PROVIDED PASSAGE:
§
Introduction

Theoretically speaking, an optical fiber with a circular core has no birefringence, and the polarization state in such an optical fiber does not change during propagation. In reality, however, a small amount of birefringence is always present in an optical fiber due to external perturbations (load, bend, etc…) or manufacturing imperfection. Such birefringence is inherently random, and thus causes random power coupling between two polarization modes (polarization crosstalk) in an optical fiber. The output polarization state, therefore, becomes unpredictable and also varies with time.

A Polarization-Maintaining Fiber (PM Fiber, PMF) maintains two polarization modes by intentionally inducing uniform birefringence along the entire fiber length, thereby prohibiting random power coupling between two polarization modes. Examples of PMFs are schematically shown in Figure 1. Larger birefringence better prohibits the power coupling, and thus is one of the key characteristics for a PMF. A PMF is also called a birefringent fiber.

Figure 1: Schematic of PMFs.
(Non PMF is also shown for comparison.)

Birefringence can be induced by introducing twofold (or less) rotational symmetry, either in the refractive-index profile or in the stress distribution. The former is called form birefringence and the latter is stress birefringence. PMFs are an essential device for guiding polarized light, and various types of PMFs are used for optical communication, fiber lasers, and fiber sensors, etc .

NOTE: This article only deals with a linearly birefringent PMF, in which two linear (i.e. x- and y-) polarization states are maintained. This is the most common form of PMF, and it is well accepted to call this type of fiber simply a PMF.

Form birefringence

Form birefringence originates from a vector electromagnetic effect in optical fibers possessing twofold (or less) rotational symmetry . The simplest way to introduce twofold rotational symmetry in the refractive-index profile is making the shape of the core elliptical . An example of elliptical core fiber is shown in Figure 2.

Figure 2: Cross section of elliptical core PMF.
(FiberLabs ZSF-2.2×5.5/125-N-PM ZBLAN fluoride fiber)

Stress birefringence

Stress birefringence in optical fibers is thermally induced . Figure 3 schematically shows an example of PMF based on stress birefringence, most commonly known as PANDA(*) fiber or Bow-Tie fiber . The fiber has two stress-applying parts which are positioned on both sides of the core and have a thermal expansion coefficient different from the rest of the fiber. The stress-applying parts change volume at a different rate compared to the other part of the fiber when the fiber cools down to the room temperature after fiber drawing; this induces a large stress into the core of the fiber.

(*) “PANDA” stands for Polarization-maintaining AND Absorption reducing, and also is named after its similarity to panda bear.

 

Figure 3: Schematic of PANDA and Bow-Tie fiber.

Key optical characteristics

Birefringence (modal birefringence)
§
RECORD EXTRACTS:
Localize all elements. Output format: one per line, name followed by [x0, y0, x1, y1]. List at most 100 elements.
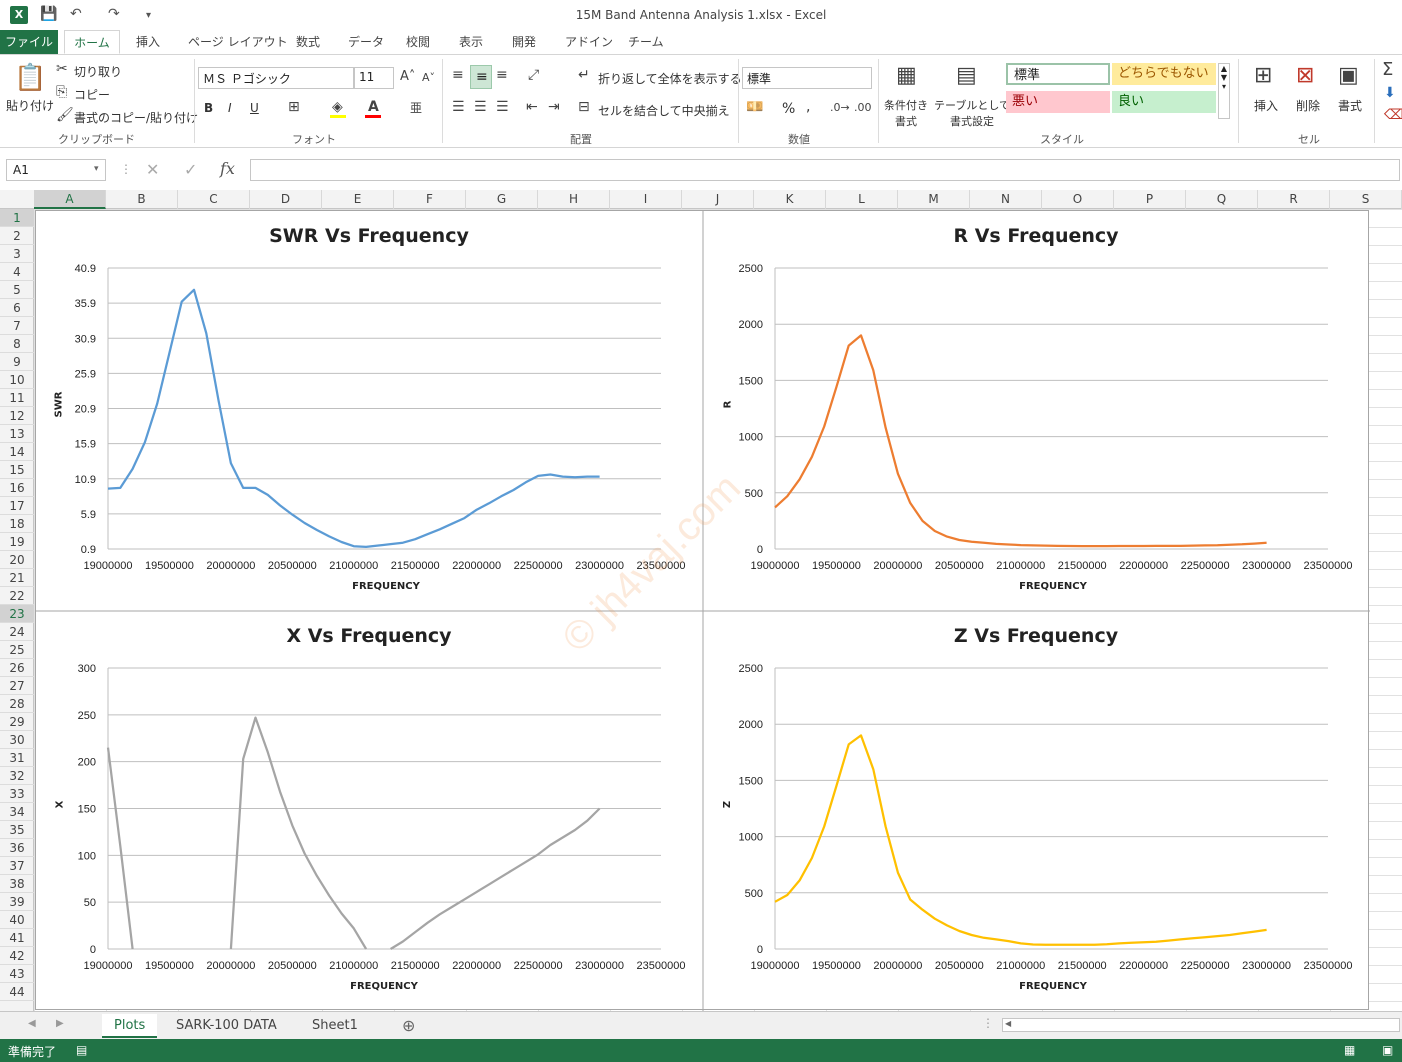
shrink-font-icon[interactable]: A˅: [422, 71, 435, 84]
row-header-38[interactable]: 38: [0, 875, 34, 893]
row-header-37[interactable]: 37: [0, 857, 34, 875]
row-header-34[interactable]: 34: [0, 803, 34, 821]
number-format-select[interactable]: 標準: [742, 67, 872, 89]
merge-center-button[interactable]: セルを結合して中央揃え: [598, 102, 730, 119]
column-header-q[interactable]: Q: [1186, 190, 1258, 209]
page-layout-view-icon[interactable]: ▣: [1382, 1043, 1393, 1057]
row-header-3[interactable]: 3: [0, 245, 34, 263]
border-icon[interactable]: ⊞: [288, 99, 300, 115]
align-left-icon[interactable]: ☰: [452, 99, 465, 115]
row-header-36[interactable]: 36: [0, 839, 34, 857]
row-header-18[interactable]: 18: [0, 515, 34, 533]
tab-page-layout[interactable]: ページ レイアウト: [184, 30, 292, 54]
column-header-k[interactable]: K: [754, 190, 826, 209]
styles-scroll[interactable]: ▲ ▼ ▾: [1218, 63, 1230, 119]
row-header-20[interactable]: 20: [0, 551, 34, 569]
column-header-l[interactable]: L: [826, 190, 898, 209]
row-header-35[interactable]: 35: [0, 821, 34, 839]
row-header-7[interactable]: 7: [0, 317, 34, 335]
bold-button[interactable]: B: [204, 101, 213, 115]
name-box[interactable]: A1: [6, 159, 106, 181]
normal-view-icon[interactable]: ▦: [1344, 1043, 1355, 1057]
row-header-31[interactable]: 31: [0, 749, 34, 767]
percent-button[interactable]: %: [782, 101, 795, 117]
wrap-text-button[interactable]: 折り返して全体を表示する: [598, 70, 742, 87]
row-header-12[interactable]: 12: [0, 407, 34, 425]
tab-review[interactable]: 校閲: [402, 30, 434, 54]
row-header-24[interactable]: 24: [0, 623, 34, 641]
fill-icon[interactable]: ⬇: [1384, 85, 1396, 101]
phonetic-icon[interactable]: 亜: [410, 99, 422, 116]
row-header-16[interactable]: 16: [0, 479, 34, 497]
column-header-f[interactable]: F: [394, 190, 466, 209]
font-color-icon[interactable]: A: [368, 99, 379, 115]
style-normal[interactable]: 標準: [1006, 63, 1110, 85]
row-header-17[interactable]: 17: [0, 497, 34, 515]
row-header-21[interactable]: 21: [0, 569, 34, 587]
row-header-44[interactable]: 44: [0, 983, 34, 1001]
currency-icon[interactable]: 💴: [746, 99, 763, 115]
macro-record-icon[interactable]: ▤: [76, 1043, 87, 1057]
cancel-icon[interactable]: ✕: [146, 160, 159, 179]
copy-button[interactable]: コピー: [74, 86, 110, 103]
row-header-15[interactable]: 15: [0, 461, 34, 479]
scroll-right-icon[interactable]: ▶: [56, 1018, 64, 1029]
column-header-g[interactable]: G: [466, 190, 538, 209]
column-header-j[interactable]: J: [682, 190, 754, 209]
splitter-icon[interactable]: ⋮: [982, 1016, 994, 1030]
column-header-d[interactable]: D: [250, 190, 322, 209]
row-header-14[interactable]: 14: [0, 443, 34, 461]
row-header-10[interactable]: 10: [0, 371, 34, 389]
column-header-a[interactable]: A: [34, 190, 106, 209]
row-header-13[interactable]: 13: [0, 425, 34, 443]
orientation-icon[interactable]: ⤢: [528, 67, 539, 83]
column-header-r[interactable]: R: [1258, 190, 1330, 209]
grow-font-icon[interactable]: A˄: [400, 69, 415, 84]
tab-team[interactable]: チーム: [624, 30, 668, 54]
row-header-40[interactable]: 40: [0, 911, 34, 929]
column-header-i[interactable]: I: [610, 190, 682, 209]
clear-icon[interactable]: ⌫: [1384, 107, 1402, 123]
tab-view[interactable]: 表示: [455, 30, 487, 54]
decrease-decimal-icon[interactable]: .00: [854, 101, 872, 114]
increase-decimal-icon[interactable]: .0→: [830, 101, 850, 114]
underline-button[interactable]: U: [250, 101, 259, 115]
row-header-4[interactable]: 4: [0, 263, 34, 281]
enter-icon[interactable]: ✓: [184, 160, 197, 179]
paste-icon[interactable]: 📋: [14, 63, 46, 93]
tab-formulas[interactable]: 数式: [292, 30, 324, 54]
comma-button[interactable]: ,: [806, 99, 810, 115]
style-neutral[interactable]: どちらでもない: [1112, 63, 1216, 85]
fill-color-icon[interactable]: ◈: [332, 99, 343, 115]
row-header-1[interactable]: 1: [0, 209, 34, 227]
align-middle-button[interactable]: ≡: [470, 65, 492, 89]
align-center-icon[interactable]: ☰: [474, 99, 487, 115]
row-header-32[interactable]: 32: [0, 767, 34, 785]
style-bad[interactable]: 悪い: [1006, 91, 1110, 113]
row-header-39[interactable]: 39: [0, 893, 34, 911]
scroll-left-icon[interactable]: ◀: [28, 1018, 36, 1029]
format-cells-button[interactable]: 書式: [1338, 97, 1362, 114]
formula-input[interactable]: [250, 159, 1400, 181]
column-header-e[interactable]: E: [322, 190, 394, 209]
delete-cells-button[interactable]: 削除: [1296, 97, 1320, 114]
row-header-42[interactable]: 42: [0, 947, 34, 965]
format-painter-button[interactable]: 書式のコピー/貼り付け: [74, 109, 198, 126]
column-header-h[interactable]: H: [538, 190, 610, 209]
row-header-30[interactable]: 30: [0, 731, 34, 749]
font-size-select[interactable]: 11: [354, 67, 394, 89]
row-header-22[interactable]: 22: [0, 587, 34, 605]
sheet-tab-sark-100-data[interactable]: SARK-100 DATA: [164, 1014, 289, 1038]
horizontal-scrollbar[interactable]: ◀: [1002, 1018, 1400, 1032]
insert-cells-button[interactable]: 挿入: [1254, 97, 1278, 114]
sheet-tab-plots[interactable]: Plots: [102, 1014, 158, 1038]
row-header-25[interactable]: 25: [0, 641, 34, 659]
column-header-s[interactable]: S: [1330, 190, 1402, 209]
style-good[interactable]: 良い: [1112, 91, 1216, 113]
column-header-p[interactable]: P: [1114, 190, 1186, 209]
row-header-33[interactable]: 33: [0, 785, 34, 803]
tab-insert[interactable]: 挿入: [132, 30, 164, 54]
column-header-b[interactable]: B: [106, 190, 178, 209]
tab-data[interactable]: データ: [344, 30, 388, 54]
row-header-5[interactable]: 5: [0, 281, 34, 299]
§
STATED PROBLEM A:
Write out, word for word, the stretch of the passage on polarization-maintaining fiber from "Figure 2: Cross" through "and Bow-Tie fiber.".
STATED PROBLEM B:
From the records, extract verbatim the stretch from the line containing "shrink-font-icon[interactable]: A˅: [422, 71, 435, 84]" through the line containing "bold-button[interactable]: B: [204, 101, 213, 115]", both included, and nothing else.
The records and the passage on polarization-maintaining fiber come from unrelated sources.

FULL ANSWER A:
Figure 2: Cross section of elliptical core PMF.
(FiberLabs ZSF-2.2×5.5/125-N-PM ZBLAN fluoride fiber)

Stress birefringence

Stress birefringence in optical fibers is thermally induced . Figure 3 schematically shows an example of PMF based on stress birefringence, most commonly known as PANDA(*) fiber or Bow-Tie fiber . The fiber has two stress-applying parts which are positioned on both sides of the core and have a thermal expansion coefficient different from the rest of the fiber. The stress-applying parts change volume at a different rate compared to the other part of the fiber when the fiber cools down to the room temperature after fiber drawing; this induces a large stress into the core of the fiber.

(*) “PANDA” stands for Polarization-maintaining AND Absorption reducing, and also is named after its similarity to panda bear.

 

Figure 3: Schematic of PANDA and Bow-Tie fiber.

FULL ANSWER B:
shrink-font-icon[interactable]: A˅: [422, 71, 435, 84]
row-header-38[interactable]: 38: [0, 875, 34, 893]
row-header-37[interactable]: 37: [0, 857, 34, 875]
row-header-34[interactable]: 34: [0, 803, 34, 821]
number-format-select[interactable]: 標準: [742, 67, 872, 89]
merge-center-button[interactable]: セルを結合して中央揃え: [598, 102, 730, 119]
column-header-q[interactable]: Q: [1186, 190, 1258, 209]
page-layout-view-icon[interactable]: ▣: [1382, 1043, 1393, 1057]
row-header-3[interactable]: 3: [0, 245, 34, 263]
border-icon[interactable]: ⊞: [288, 99, 300, 115]
align-left-icon[interactable]: ☰: [452, 99, 465, 115]
row-header-36[interactable]: 36: [0, 839, 34, 857]
row-header-18[interactable]: 18: [0, 515, 34, 533]
tab-page-layout[interactable]: ページ レイアウト: [184, 30, 292, 54]
column-header-k[interactable]: K: [754, 190, 826, 209]
styles-scroll[interactable]: ▲ ▼ ▾: [1218, 63, 1230, 119]
row-header-20[interactable]: 20: [0, 551, 34, 569]
column-header-l[interactable]: L: [826, 190, 898, 209]
row-header-35[interactable]: 35: [0, 821, 34, 839]
row-header-7[interactable]: 7: [0, 317, 34, 335]
bold-button[interactable]: B: [204, 101, 213, 115]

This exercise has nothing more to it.